Goal
Among the records below, find each line that includes the string "document" and copy it.

*** Stored rows ***

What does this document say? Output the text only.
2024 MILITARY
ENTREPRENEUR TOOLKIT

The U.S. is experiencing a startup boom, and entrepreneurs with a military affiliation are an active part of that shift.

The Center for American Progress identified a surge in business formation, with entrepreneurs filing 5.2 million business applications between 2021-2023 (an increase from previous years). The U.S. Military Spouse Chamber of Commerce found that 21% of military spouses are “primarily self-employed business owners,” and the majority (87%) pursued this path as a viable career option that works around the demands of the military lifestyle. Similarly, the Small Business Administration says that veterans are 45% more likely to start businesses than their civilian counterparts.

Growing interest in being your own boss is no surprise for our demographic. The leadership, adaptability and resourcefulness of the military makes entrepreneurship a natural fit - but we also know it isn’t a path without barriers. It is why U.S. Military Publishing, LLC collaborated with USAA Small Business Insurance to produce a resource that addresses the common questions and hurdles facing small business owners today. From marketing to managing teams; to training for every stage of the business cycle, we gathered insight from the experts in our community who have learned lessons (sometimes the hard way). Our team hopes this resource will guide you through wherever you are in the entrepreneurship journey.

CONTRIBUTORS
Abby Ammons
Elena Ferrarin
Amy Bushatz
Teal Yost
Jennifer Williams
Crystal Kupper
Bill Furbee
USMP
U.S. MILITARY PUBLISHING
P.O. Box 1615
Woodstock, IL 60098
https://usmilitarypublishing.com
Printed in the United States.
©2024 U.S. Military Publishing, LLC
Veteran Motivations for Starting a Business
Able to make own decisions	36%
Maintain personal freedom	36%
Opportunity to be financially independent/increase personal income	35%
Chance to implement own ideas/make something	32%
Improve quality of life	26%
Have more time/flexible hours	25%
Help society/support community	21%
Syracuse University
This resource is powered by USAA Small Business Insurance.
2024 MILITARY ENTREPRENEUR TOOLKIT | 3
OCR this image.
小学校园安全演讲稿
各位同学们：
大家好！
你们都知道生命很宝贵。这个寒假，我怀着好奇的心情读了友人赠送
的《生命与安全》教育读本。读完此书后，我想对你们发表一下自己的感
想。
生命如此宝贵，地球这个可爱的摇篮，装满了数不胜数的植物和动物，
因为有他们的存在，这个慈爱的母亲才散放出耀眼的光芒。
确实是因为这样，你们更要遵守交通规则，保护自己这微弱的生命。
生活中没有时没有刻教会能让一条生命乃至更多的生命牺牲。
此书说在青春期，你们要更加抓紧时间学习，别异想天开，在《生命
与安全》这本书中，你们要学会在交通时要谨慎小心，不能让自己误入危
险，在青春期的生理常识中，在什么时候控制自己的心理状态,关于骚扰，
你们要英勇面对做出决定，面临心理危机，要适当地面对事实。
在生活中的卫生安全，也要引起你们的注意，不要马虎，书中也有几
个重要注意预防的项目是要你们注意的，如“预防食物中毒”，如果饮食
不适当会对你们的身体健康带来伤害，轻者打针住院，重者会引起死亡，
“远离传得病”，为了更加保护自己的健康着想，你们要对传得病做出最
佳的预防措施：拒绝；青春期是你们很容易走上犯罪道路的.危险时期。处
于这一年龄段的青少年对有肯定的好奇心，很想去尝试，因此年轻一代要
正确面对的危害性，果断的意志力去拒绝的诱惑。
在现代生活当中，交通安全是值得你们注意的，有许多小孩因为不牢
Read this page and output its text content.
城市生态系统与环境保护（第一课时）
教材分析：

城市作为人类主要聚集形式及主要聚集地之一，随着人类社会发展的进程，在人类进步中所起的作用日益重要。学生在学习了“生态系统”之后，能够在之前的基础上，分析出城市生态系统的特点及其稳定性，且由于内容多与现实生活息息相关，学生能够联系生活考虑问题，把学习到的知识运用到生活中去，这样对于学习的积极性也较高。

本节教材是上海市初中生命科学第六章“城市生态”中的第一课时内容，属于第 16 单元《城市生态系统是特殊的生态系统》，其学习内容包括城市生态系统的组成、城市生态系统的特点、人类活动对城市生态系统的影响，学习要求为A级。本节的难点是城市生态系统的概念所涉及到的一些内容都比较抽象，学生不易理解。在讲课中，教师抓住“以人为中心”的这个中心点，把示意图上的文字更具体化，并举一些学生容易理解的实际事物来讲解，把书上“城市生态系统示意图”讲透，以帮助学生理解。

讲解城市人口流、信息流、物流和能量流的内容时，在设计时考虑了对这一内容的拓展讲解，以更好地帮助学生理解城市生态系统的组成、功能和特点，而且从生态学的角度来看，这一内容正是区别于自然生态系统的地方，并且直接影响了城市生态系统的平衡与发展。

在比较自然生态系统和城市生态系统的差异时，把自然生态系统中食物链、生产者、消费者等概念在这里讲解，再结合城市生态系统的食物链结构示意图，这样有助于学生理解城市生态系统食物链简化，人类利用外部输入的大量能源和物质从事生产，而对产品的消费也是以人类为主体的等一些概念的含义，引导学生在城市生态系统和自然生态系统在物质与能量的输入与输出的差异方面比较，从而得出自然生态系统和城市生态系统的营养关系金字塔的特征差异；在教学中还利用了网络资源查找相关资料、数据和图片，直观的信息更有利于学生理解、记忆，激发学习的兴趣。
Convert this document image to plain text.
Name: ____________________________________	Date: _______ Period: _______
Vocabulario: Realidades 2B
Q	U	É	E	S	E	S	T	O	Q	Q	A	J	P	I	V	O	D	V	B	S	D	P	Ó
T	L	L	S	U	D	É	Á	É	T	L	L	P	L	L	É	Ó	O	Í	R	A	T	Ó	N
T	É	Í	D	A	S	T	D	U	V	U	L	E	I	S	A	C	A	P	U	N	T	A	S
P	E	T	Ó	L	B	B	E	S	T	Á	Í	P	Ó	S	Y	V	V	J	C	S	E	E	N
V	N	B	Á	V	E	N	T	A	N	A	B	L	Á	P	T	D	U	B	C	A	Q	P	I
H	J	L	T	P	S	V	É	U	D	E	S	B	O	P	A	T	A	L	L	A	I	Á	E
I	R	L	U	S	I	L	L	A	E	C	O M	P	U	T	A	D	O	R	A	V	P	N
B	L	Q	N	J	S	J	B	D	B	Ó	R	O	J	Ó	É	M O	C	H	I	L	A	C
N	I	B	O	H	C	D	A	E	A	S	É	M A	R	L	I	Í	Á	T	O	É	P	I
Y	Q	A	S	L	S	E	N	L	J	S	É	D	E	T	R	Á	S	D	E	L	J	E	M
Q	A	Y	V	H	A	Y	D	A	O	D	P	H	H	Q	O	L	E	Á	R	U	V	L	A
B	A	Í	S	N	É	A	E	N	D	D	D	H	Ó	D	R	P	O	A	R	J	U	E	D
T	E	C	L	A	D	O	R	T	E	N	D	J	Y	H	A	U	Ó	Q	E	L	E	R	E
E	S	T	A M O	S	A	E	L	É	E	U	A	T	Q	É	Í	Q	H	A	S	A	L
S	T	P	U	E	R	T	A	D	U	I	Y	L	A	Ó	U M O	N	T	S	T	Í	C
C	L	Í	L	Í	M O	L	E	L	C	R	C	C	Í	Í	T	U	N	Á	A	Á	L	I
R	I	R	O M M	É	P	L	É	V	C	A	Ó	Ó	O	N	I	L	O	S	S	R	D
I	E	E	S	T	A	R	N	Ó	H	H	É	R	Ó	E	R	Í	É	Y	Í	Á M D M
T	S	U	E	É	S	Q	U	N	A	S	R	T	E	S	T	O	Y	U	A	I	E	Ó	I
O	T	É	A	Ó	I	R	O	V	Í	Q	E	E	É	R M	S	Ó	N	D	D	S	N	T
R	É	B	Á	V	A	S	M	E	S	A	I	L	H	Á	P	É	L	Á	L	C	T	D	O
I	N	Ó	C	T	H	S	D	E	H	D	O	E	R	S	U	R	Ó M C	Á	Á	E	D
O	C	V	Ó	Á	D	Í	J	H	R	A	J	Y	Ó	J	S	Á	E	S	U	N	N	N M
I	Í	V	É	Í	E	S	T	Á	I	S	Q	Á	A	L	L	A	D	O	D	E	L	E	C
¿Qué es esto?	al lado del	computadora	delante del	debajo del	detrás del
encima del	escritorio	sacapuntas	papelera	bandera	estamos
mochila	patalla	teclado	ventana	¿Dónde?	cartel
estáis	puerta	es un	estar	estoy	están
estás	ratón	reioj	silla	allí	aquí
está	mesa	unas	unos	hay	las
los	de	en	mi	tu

***

Response to the task
What does this document say? Output the text only.
Convert this document image to plain text.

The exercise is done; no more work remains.